Render the following material again verbatim, leaving nothing out.

Data provided -
———
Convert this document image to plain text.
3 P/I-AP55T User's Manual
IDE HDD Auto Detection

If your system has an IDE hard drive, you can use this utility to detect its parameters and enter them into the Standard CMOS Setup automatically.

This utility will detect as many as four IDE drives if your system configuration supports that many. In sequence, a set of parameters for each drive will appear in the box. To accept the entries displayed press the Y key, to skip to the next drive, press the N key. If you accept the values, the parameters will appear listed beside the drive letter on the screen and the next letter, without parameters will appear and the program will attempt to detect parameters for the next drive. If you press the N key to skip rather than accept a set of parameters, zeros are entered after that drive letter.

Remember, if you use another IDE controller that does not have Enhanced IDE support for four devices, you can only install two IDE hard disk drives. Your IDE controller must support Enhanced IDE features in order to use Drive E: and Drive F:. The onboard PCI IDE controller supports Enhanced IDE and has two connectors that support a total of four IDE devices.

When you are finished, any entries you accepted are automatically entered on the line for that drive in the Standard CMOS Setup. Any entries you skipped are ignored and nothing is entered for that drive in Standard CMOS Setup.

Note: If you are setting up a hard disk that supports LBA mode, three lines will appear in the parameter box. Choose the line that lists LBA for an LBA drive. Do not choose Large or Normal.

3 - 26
———
Finished task -
Convert this document image to plain text.
3 P/I-AP55T User's Manual
IDE HDD Auto Detection

If your system has an IDE hard drive, you can use this utility to detect its parameters and enter them into the Standard CMOS Setup automatically.

This utility will detect as many as four IDE drives if your system configuration supports that many. In sequence, a set of parameters for each drive will appear in the box. To accept the entries displayed press the Y key, to skip to the next drive, press the N key. If you accept the values, the parameters will appear listed beside the drive letter on the screen and the next letter, without parameters will appear and the program will attempt to detect parameters for the next drive. If you press the N key to skip rather than accept a set of parameters, zeros are entered after that drive letter.

Remember, if you use another IDE controller that does not have Enhanced IDE support for four devices, you can only install two IDE hard disk drives. Your IDE controller must support Enhanced IDE features in order to use Drive E: and Drive F:. The onboard PCI IDE controller supports Enhanced IDE and has two connectors that support a total of four IDE devices.

When you are finished, any entries you accepted are automatically entered on the line for that drive in the Standard CMOS Setup. Any entries you skipped are ignored and nothing is entered for that drive in Standard CMOS Setup.

Note: If you are setting up a hard disk that supports LBA mode, three lines will appear in the parameter box. Choose the line that lists LBA for an LBA drive. Do not choose Large or Normal.

3 - 26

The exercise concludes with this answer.